━━━━━ SUPPLIED DATA
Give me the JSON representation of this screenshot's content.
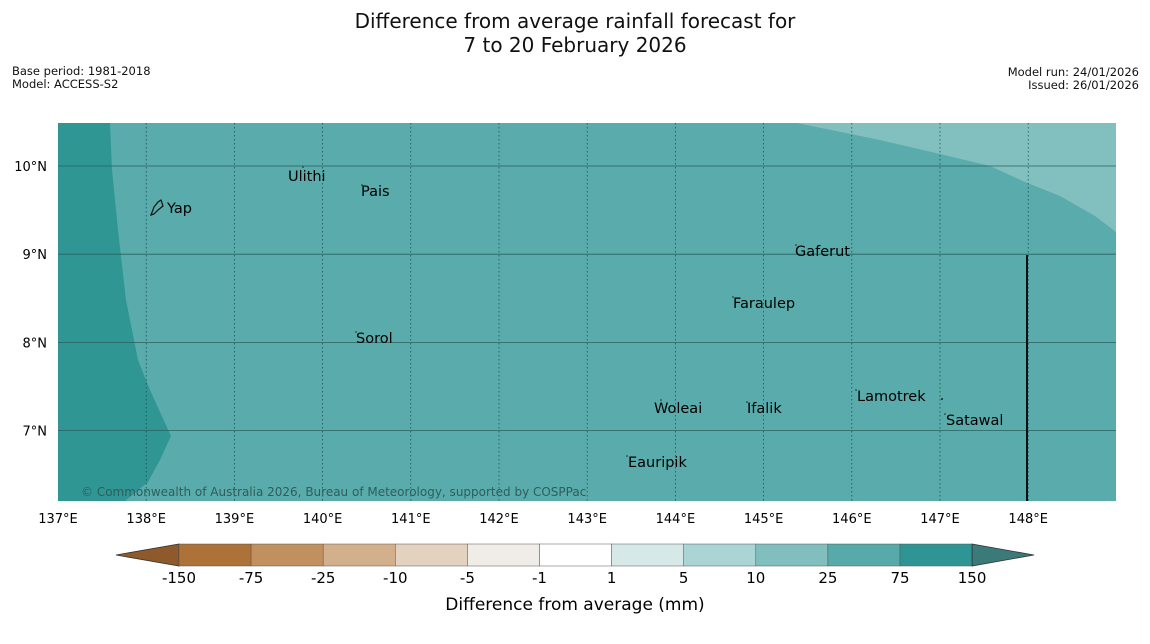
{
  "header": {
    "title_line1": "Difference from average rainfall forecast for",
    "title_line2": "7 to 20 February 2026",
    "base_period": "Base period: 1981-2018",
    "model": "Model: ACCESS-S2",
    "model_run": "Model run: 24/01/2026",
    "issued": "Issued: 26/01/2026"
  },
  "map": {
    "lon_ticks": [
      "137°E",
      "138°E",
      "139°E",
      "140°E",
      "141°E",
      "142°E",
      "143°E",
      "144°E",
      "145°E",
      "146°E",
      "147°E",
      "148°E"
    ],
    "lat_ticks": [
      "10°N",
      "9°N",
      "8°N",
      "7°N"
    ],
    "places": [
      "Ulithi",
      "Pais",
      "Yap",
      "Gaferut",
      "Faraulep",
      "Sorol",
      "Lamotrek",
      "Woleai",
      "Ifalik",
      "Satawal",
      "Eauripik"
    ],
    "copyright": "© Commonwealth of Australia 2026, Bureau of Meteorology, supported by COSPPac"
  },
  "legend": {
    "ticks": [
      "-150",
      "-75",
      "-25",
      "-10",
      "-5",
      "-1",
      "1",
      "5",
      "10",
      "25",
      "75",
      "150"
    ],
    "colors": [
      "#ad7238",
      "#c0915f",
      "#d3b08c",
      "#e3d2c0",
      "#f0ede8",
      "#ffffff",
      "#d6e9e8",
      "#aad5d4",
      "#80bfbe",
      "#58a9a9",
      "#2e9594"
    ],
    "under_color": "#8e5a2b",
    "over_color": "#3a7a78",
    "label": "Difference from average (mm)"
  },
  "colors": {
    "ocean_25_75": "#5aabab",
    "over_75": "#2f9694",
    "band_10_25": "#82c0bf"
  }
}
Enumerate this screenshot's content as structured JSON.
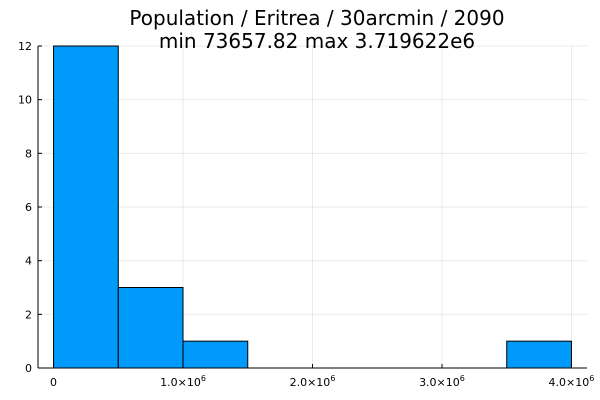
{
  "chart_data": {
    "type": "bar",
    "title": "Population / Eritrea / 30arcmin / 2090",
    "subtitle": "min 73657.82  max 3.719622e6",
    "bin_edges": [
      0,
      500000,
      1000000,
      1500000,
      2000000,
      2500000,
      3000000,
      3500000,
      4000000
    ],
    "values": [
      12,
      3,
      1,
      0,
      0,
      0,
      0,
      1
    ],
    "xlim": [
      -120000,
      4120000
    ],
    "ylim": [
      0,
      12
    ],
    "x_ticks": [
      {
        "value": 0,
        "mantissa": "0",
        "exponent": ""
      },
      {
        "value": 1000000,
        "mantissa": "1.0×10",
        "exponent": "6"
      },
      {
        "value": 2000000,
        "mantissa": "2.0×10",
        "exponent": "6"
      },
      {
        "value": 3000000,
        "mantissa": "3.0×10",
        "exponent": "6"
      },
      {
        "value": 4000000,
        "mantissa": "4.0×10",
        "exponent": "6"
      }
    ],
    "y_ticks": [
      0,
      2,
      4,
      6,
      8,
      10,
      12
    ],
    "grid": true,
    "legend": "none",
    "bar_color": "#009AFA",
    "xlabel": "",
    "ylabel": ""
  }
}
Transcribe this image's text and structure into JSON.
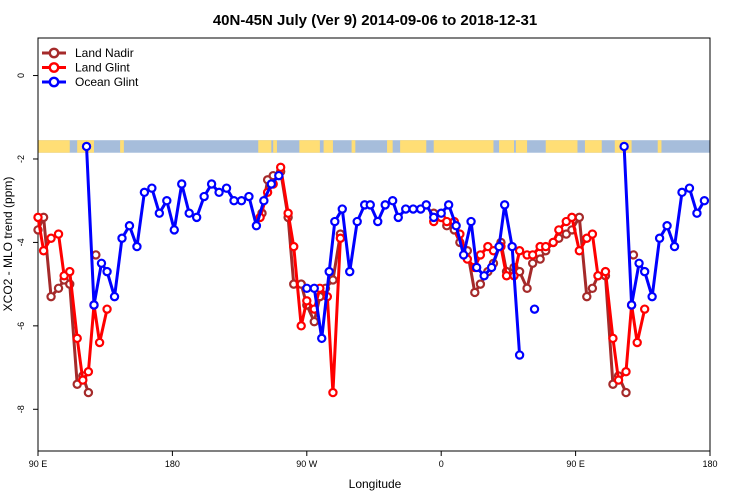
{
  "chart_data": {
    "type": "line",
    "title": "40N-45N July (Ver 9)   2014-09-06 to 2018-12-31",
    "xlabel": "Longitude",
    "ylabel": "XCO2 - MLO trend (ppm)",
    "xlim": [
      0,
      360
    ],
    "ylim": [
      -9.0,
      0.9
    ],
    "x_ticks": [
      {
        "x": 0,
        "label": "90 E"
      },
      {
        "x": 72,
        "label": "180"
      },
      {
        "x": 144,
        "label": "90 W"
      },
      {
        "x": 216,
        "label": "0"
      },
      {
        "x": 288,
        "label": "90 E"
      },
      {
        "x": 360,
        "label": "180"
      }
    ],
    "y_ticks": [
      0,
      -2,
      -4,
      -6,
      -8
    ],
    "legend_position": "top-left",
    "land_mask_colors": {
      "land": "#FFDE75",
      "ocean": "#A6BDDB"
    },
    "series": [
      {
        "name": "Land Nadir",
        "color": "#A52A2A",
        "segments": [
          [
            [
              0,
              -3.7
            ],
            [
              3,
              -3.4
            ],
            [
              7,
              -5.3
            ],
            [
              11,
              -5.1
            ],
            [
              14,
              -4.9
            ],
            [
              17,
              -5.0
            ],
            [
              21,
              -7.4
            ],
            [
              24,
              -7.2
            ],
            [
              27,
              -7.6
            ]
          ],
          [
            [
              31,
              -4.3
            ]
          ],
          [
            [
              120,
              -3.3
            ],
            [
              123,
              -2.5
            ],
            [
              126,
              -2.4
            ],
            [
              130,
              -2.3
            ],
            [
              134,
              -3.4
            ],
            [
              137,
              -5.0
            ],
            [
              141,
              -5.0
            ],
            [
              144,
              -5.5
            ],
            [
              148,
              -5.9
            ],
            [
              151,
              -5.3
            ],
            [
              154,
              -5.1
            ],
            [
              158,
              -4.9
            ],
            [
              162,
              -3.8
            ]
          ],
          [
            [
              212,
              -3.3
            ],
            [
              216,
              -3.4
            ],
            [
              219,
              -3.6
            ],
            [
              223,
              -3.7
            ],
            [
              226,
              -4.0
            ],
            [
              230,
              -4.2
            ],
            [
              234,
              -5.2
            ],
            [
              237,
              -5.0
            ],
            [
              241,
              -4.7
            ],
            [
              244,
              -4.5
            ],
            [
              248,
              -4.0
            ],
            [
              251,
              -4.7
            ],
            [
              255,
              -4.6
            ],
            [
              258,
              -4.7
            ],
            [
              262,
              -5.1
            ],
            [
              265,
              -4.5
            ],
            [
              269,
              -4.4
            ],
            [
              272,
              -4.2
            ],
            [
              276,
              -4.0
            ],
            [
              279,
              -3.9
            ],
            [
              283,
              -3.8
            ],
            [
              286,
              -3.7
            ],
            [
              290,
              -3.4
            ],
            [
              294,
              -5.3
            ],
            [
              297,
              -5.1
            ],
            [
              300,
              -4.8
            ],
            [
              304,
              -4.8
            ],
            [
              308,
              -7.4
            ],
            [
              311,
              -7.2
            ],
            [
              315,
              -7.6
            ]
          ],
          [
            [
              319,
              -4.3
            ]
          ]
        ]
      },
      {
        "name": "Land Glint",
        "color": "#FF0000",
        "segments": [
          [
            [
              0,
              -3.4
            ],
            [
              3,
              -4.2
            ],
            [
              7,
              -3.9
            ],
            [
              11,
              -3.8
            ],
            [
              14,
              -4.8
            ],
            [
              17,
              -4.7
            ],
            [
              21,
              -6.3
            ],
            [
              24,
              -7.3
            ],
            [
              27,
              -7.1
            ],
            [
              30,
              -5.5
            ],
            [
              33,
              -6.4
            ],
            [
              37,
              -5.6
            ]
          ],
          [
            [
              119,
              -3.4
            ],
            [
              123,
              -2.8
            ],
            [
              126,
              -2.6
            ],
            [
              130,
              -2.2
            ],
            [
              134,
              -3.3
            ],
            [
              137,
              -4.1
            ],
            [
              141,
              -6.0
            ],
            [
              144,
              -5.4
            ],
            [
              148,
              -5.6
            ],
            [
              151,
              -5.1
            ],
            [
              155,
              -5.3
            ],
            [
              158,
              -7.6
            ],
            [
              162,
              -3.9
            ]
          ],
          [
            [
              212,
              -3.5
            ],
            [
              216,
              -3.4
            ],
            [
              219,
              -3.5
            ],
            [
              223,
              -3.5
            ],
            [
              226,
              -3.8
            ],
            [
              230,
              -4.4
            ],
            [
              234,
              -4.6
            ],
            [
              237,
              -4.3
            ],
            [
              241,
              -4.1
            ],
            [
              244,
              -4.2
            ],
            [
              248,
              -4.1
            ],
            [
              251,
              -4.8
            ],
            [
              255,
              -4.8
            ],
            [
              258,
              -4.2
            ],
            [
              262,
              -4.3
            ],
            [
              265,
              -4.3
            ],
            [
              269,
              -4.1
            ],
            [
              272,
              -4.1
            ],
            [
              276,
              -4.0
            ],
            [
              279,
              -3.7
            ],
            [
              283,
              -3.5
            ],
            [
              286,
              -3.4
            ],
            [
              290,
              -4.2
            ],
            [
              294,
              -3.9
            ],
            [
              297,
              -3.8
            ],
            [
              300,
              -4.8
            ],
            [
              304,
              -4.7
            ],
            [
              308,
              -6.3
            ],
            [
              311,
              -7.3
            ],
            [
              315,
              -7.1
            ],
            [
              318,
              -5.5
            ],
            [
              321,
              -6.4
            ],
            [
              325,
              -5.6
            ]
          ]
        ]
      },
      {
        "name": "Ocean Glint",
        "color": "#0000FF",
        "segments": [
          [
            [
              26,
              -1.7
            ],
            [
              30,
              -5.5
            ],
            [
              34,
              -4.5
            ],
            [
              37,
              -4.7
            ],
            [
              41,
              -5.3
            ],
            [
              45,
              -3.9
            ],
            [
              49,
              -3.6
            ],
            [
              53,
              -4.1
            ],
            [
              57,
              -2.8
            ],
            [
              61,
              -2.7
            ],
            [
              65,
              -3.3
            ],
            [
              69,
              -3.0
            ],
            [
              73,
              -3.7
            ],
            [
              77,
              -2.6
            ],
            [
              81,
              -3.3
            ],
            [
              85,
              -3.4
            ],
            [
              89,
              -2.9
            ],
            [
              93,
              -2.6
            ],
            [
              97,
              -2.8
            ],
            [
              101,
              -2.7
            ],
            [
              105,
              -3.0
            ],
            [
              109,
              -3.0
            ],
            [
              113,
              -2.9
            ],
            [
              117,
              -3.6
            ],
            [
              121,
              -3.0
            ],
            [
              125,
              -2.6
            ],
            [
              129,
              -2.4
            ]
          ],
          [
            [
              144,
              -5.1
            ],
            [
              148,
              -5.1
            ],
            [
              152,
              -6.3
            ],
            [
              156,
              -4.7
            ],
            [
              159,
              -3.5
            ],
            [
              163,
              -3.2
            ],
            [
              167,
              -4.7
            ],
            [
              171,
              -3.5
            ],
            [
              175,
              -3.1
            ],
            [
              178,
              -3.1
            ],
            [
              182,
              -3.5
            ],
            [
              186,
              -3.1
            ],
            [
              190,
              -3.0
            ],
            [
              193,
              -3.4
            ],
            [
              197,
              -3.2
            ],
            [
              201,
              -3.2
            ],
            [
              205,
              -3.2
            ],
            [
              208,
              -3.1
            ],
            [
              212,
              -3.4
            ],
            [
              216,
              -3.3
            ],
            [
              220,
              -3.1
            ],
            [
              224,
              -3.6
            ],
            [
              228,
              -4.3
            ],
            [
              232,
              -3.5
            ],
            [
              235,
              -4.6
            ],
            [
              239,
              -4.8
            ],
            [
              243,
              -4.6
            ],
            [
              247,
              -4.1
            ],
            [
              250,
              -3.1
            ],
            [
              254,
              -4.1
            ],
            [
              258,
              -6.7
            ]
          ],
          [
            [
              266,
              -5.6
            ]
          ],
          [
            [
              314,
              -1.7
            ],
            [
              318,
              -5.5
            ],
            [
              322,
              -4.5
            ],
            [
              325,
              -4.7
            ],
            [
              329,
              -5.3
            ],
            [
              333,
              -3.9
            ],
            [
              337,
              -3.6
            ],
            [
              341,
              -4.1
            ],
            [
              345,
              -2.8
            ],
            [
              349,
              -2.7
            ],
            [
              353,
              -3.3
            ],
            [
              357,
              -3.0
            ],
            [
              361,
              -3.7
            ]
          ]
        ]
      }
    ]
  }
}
━━━━━━━━━━
= REQUIRED WORK =
In the listing, find every line containing the word "this" and list it.

= COMPLETE ANSWER =
Give me the JSON representation of this screenshot's content.
Enumerate this screenshot's content as structured JSON.
Transcribe this image's text and structure into JSON.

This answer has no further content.